DIRECTIVE: Retype the listing that follows, exactly as written.

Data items
--- begin ---

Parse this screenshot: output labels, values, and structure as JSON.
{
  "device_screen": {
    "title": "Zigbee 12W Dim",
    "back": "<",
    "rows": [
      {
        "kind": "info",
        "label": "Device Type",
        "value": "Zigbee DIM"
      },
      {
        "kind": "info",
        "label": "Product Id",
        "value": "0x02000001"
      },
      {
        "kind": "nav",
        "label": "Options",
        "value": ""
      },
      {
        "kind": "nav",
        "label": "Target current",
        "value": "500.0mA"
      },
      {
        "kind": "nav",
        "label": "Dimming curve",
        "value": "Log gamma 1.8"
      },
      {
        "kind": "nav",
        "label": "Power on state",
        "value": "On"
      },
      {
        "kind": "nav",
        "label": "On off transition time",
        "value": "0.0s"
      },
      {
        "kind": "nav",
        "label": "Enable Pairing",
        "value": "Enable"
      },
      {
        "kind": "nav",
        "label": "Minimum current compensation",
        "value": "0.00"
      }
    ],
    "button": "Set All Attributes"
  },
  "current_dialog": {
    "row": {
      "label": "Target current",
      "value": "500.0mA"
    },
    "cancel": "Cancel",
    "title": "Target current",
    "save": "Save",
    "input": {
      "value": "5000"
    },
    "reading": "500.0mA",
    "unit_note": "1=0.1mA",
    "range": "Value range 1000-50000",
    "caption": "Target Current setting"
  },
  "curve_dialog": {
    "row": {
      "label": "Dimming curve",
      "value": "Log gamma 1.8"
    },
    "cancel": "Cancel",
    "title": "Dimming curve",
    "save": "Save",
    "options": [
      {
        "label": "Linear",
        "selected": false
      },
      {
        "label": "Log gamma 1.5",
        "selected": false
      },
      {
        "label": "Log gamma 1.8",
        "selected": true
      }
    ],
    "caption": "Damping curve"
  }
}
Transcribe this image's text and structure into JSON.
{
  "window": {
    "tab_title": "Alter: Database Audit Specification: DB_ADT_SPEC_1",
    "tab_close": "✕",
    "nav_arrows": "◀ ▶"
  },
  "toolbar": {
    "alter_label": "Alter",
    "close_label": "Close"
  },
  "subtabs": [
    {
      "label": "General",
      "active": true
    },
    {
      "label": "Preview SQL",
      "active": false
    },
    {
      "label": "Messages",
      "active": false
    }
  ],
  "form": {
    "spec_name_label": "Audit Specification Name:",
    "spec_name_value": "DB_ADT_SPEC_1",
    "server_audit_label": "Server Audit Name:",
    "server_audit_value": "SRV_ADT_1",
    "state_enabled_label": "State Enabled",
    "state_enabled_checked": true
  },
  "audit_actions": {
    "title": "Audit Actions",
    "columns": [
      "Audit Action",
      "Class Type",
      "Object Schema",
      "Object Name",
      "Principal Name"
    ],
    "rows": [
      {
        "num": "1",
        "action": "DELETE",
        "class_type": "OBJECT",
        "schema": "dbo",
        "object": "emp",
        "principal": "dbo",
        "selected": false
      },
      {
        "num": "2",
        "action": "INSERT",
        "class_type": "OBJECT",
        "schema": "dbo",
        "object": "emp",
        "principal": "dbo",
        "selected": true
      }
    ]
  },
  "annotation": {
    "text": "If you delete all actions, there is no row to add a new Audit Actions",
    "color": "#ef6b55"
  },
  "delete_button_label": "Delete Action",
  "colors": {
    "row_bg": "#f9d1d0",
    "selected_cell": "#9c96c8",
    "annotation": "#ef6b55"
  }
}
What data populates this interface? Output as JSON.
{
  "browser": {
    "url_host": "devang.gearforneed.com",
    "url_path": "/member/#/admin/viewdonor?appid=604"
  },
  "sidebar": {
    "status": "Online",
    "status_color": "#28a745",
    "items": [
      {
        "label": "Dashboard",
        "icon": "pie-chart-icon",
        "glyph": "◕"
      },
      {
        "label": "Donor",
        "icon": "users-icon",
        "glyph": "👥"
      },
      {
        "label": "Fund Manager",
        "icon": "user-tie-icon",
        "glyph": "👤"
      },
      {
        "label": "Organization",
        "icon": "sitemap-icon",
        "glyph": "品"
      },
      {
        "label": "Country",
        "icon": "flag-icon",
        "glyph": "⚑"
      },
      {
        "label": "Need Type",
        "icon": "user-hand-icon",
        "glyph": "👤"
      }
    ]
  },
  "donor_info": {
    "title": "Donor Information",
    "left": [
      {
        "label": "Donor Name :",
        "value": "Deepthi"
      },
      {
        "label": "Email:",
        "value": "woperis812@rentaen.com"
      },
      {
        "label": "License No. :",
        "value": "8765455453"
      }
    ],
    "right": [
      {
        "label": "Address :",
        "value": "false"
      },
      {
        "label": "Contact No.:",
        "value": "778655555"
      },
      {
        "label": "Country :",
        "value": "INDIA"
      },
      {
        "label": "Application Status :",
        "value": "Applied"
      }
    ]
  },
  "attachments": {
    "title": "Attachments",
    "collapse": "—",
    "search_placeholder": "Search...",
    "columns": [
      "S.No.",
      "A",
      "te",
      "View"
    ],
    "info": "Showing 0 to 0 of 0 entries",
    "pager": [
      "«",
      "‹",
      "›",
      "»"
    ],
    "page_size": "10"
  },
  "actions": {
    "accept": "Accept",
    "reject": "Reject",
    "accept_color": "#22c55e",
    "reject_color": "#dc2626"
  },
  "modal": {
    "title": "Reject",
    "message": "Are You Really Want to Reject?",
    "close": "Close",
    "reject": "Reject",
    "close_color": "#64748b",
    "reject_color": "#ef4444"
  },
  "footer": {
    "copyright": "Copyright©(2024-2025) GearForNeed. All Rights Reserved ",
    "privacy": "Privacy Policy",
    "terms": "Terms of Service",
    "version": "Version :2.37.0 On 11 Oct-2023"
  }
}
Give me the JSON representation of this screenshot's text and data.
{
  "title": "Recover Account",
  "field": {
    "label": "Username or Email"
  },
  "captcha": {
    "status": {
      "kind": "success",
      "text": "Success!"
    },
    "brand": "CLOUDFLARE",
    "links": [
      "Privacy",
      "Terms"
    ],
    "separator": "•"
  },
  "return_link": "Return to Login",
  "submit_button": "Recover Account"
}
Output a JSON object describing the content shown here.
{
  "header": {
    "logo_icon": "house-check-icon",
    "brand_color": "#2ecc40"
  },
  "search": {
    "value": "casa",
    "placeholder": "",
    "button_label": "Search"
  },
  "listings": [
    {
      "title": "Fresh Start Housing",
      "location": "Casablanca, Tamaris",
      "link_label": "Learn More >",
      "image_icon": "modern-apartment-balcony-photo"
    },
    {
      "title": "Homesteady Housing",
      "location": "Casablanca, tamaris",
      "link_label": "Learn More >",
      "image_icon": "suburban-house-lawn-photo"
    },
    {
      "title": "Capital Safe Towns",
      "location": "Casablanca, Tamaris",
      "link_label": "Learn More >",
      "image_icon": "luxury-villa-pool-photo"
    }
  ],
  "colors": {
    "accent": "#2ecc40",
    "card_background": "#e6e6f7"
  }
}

--- end ---

SOLUTION TO THIS TASK:
Parse this screenshot: output labels, values, and structure as JSON.
{
  "device_screen": {
    "title": "Zigbee 12W Dim",
    "back": "<",
    "rows": [
      {
        "kind": "info",
        "label": "Device Type",
        "value": "Zigbee DIM"
      },
      {
        "kind": "info",
        "label": "Product Id",
        "value": "0x02000001"
      },
      {
        "kind": "nav",
        "label": "Options",
        "value": ""
      },
      {
        "kind": "nav",
        "label": "Target current",
        "value": "500.0mA"
      },
      {
        "kind": "nav",
        "label": "Dimming curve",
        "value": "Log gamma 1.8"
      },
      {
        "kind": "nav",
        "label": "Power on state",
        "value": "On"
      },
      {
        "kind": "nav",
        "label": "On off transition time",
        "value": "0.0s"
      },
      {
        "kind": "nav",
        "label": "Enable Pairing",
        "value": "Enable"
      },
      {
        "kind": "nav",
        "label": "Minimum current compensation",
        "value": "0.00"
      }
    ],
    "button": "Set All Attributes"
  },
  "current_dialog": {
    "row": {
      "label": "Target current",
      "value": "500.0mA"
    },
    "cancel": "Cancel",
    "title": "Target current",
    "save": "Save",
    "input": {
      "value": "5000"
    },
    "reading": "500.0mA",
    "unit_note": "1=0.1mA",
    "range": "Value range 1000-50000",
    "caption": "Target Current setting"
  },
  "curve_dialog": {
    "row": {
      "label": "Dimming curve",
      "value": "Log gamma 1.8"
    },
    "cancel": "Cancel",
    "title": "Dimming curve",
    "save": "Save",
    "options": [
      {
        "label": "Linear",
        "selected": false
      },
      {
        "label": "Log gamma 1.5",
        "selected": false
      },
      {
        "label": "Log gamma 1.8",
        "selected": true
      }
    ],
    "caption": "Damping curve"
  }
}
Transcribe this image's text and structure into JSON.
{
  "window": {
    "tab_title": "Alter: Database Audit Specification: DB_ADT_SPEC_1",
    "tab_close": "✕",
    "nav_arrows": "◀ ▶"
  },
  "toolbar": {
    "alter_label": "Alter",
    "close_label": "Close"
  },
  "subtabs": [
    {
      "label": "General",
      "active": true
    },
    {
      "label": "Preview SQL",
      "active": false
    },
    {
      "label": "Messages",
      "active": false
    }
  ],
  "form": {
    "spec_name_label": "Audit Specification Name:",
    "spec_name_value": "DB_ADT_SPEC_1",
    "server_audit_label": "Server Audit Name:",
    "server_audit_value": "SRV_ADT_1",
    "state_enabled_label": "State Enabled",
    "state_enabled_checked": true
  },
  "audit_actions": {
    "title": "Audit Actions",
    "columns": [
      "Audit Action",
      "Class Type",
      "Object Schema",
      "Object Name",
      "Principal Name"
    ],
    "rows": [
      {
        "num": "1",
        "action": "DELETE",
        "class_type": "OBJECT",
        "schema": "dbo",
        "object": "emp",
        "principal": "dbo",
        "selected": false
      },
      {
        "num": "2",
        "action": "INSERT",
        "class_type": "OBJECT",
        "schema": "dbo",
        "object": "emp",
        "principal": "dbo",
        "selected": true
      }
    ]
  },
  "annotation": {
    "text": "If you delete all actions, there is no row to add a new Audit Actions",
    "color": "#ef6b55"
  },
  "delete_button_label": "Delete Action",
  "colors": {
    "row_bg": "#f9d1d0",
    "selected_cell": "#9c96c8",
    "annotation": "#ef6b55"
  }
}
What data populates this interface? Output as JSON.
{
  "browser": {
    "url_host": "devang.gearforneed.com",
    "url_path": "/member/#/admin/viewdonor?appid=604"
  },
  "sidebar": {
    "status": "Online",
    "status_color": "#28a745",
    "items": [
      {
        "label": "Dashboard",
        "icon": "pie-chart-icon",
        "glyph": "◕"
      },
      {
        "label": "Donor",
        "icon": "users-icon",
        "glyph": "👥"
      },
      {
        "label": "Fund Manager",
        "icon": "user-tie-icon",
        "glyph": "👤"
      },
      {
        "label": "Organization",
        "icon": "sitemap-icon",
        "glyph": "品"
      },
      {
        "label": "Country",
        "icon": "flag-icon",
        "glyph": "⚑"
      },
      {
        "label": "Need Type",
        "icon": "user-hand-icon",
        "glyph": "👤"
      }
    ]
  },
  "donor_info": {
    "title": "Donor Information",
    "left": [
      {
        "label": "Donor Name :",
        "value": "Deepthi"
      },
      {
        "label": "Email:",
        "value": "woperis812@rentaen.com"
      },
      {
        "label": "License No. :",
        "value": "8765455453"
      }
    ],
    "right": [
      {
        "label": "Address :",
        "value": "false"
      },
      {
        "label": "Contact No.:",
        "value": "778655555"
      },
      {
        "label": "Country :",
        "value": "INDIA"
      },
      {
        "label": "Application Status :",
        "value": "Applied"
      }
    ]
  },
  "attachments": {
    "title": "Attachments",
    "collapse": "—",
    "search_placeholder": "Search...",
    "columns": [
      "S.No.",
      "A",
      "te",
      "View"
    ],
    "info": "Showing 0 to 0 of 0 entries",
    "pager": [
      "«",
      "‹",
      "›",
      "»"
    ],
    "page_size": "10"
  },
  "actions": {
    "accept": "Accept",
    "reject": "Reject",
    "accept_color": "#22c55e",
    "reject_color": "#dc2626"
  },
  "modal": {
    "title": "Reject",
    "message": "Are You Really Want to Reject?",
    "close": "Close",
    "reject": "Reject",
    "close_color": "#64748b",
    "reject_color": "#ef4444"
  },
  "footer": {
    "copyright": "Copyright©(2024-2025) GearForNeed. All Rights Reserved ",
    "privacy": "Privacy Policy",
    "terms": "Terms of Service",
    "version": "Version :2.37.0 On 11 Oct-2023"
  }
}
Give me the JSON representation of this screenshot's text and data.
{
  "title": "Recover Account",
  "field": {
    "label": "Username or Email"
  },
  "captcha": {
    "status": {
      "kind": "success",
      "text": "Success!"
    },
    "brand": "CLOUDFLARE",
    "links": [
      "Privacy",
      "Terms"
    ],
    "separator": "•"
  },
  "return_link": "Return to Login",
  "submit_button": "Recover Account"
}
Output a JSON object describing the content shown here.
{
  "header": {
    "logo_icon": "house-check-icon",
    "brand_color": "#2ecc40"
  },
  "search": {
    "value": "casa",
    "placeholder": "",
    "button_label": "Search"
  },
  "listings": [
    {
      "title": "Fresh Start Housing",
      "location": "Casablanca, Tamaris",
      "link_label": "Learn More >",
      "image_icon": "modern-apartment-balcony-photo"
    },
    {
      "title": "Homesteady Housing",
      "location": "Casablanca, tamaris",
      "link_label": "Learn More >",
      "image_icon": "suburban-house-lawn-photo"
    },
    {
      "title": "Capital Safe Towns",
      "location": "Casablanca, Tamaris",
      "link_label": "Learn More >",
      "image_icon": "luxury-villa-pool-photo"
    }
  ],
  "colors": {
    "accent": "#2ecc40",
    "card_background": "#e6e6f7"
  }
}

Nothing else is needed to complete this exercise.